>> Begin

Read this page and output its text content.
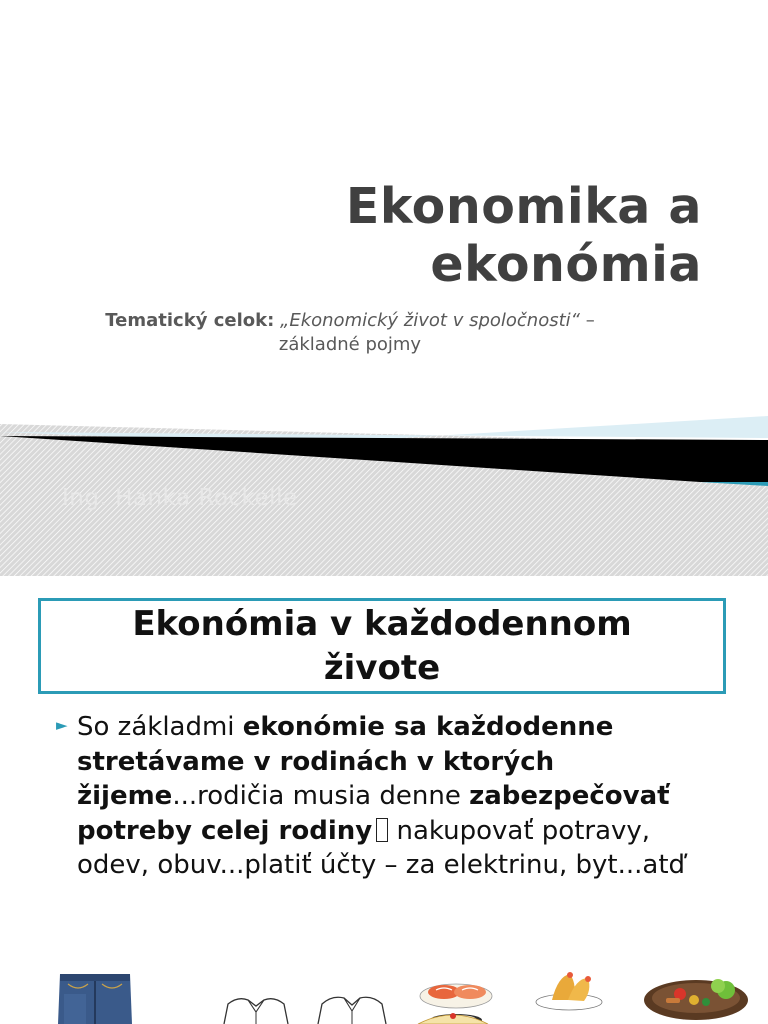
Ekonomika a
ekonómia
Tematický celok: „Ekonomický život v spoločnosti“ –
základné pojmy
Ing. Hanka Rockelle
Ekonómia v každodennom
živote
► So základmi ekonómie sa každodenne stretávame v rodinách v ktorých žijeme...rodičia musia denne zabezpečovať potreby celej rodiny nakupovať potravy, odev, obuv...platiť účty – za elektrinu, byt...atď
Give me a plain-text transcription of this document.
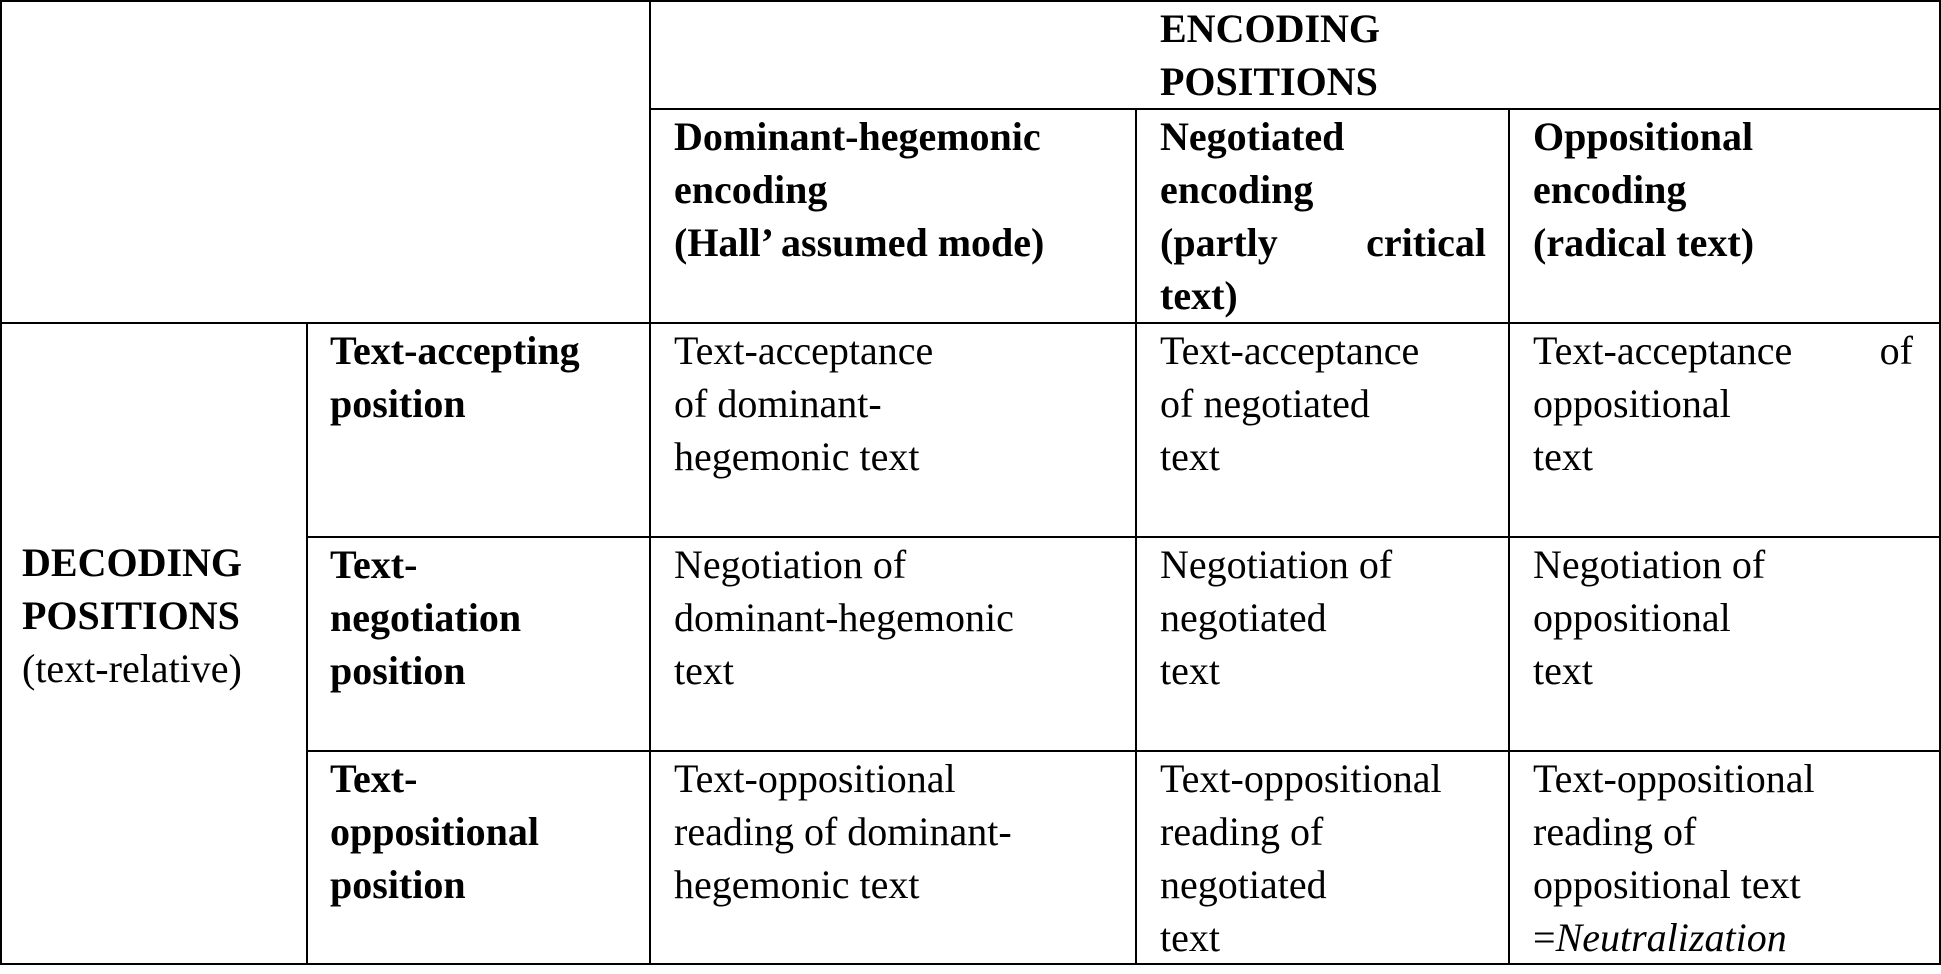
ENCODING
POSITIONS
Dominant-hegemonic
encoding
(Hall’ assumed mode)
Negotiated
encoding
(partly critical
text)
Oppositional
encoding
(radical text)
DECODING
POSITIONS
(text-relative)
Text-accepting
position
Text-
negotiation
position
Text-
oppositional
position
Text-acceptance
of dominant-
hegemonic text
Text-acceptance
of negotiated
text
Text-acceptance of
oppositional
text
Negotiation of
dominant-hegemonic
text
Negotiation of
negotiated
text
Negotiation of
oppositional
text
Text-oppositional
reading of dominant-
hegemonic text
Text-oppositional
reading of
negotiated
text
Text-oppositional
reading of
oppositional text
=Neutralization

>> End

▶ INSTRUCTIONS FOR THE TASK
Return to the listing above and set it down exactly, leaving out its pictures.

▶ RESPONSE FOR THIS EXERCISE
Read this page and output its text content.
Ekonomika a
ekonómia
Tematický celok: „Ekonomický život v spoločnosti“ –
základné pojmy
Ing. Hanka Rockelle
Ekonómia v každodennom
živote
► So základmi ekonómie sa každodenne stretávame v rodinách v ktorých žijeme...rodičia musia denne zabezpečovať potreby celej rodiny nakupovať potravy, odev, obuv...platiť účty – za elektrinu, byt...atď
Give me a plain-text transcription of this document.
ENCODING
POSITIONS
Dominant-hegemonic
encoding
(Hall’ assumed mode)
Negotiated
encoding
(partly critical
text)
Oppositional
encoding
(radical text)
DECODING
POSITIONS
(text-relative)
Text-accepting
position
Text-
negotiation
position
Text-
oppositional
position
Text-acceptance
of dominant-
hegemonic text
Text-acceptance
of negotiated
text
Text-acceptance of
oppositional
text
Negotiation of
dominant-hegemonic
text
Negotiation of
negotiated
text
Negotiation of
oppositional
text
Text-oppositional
reading of dominant-
hegemonic text
Text-oppositional
reading of
negotiated
text
Text-oppositional
reading of
oppositional text
=Neutralization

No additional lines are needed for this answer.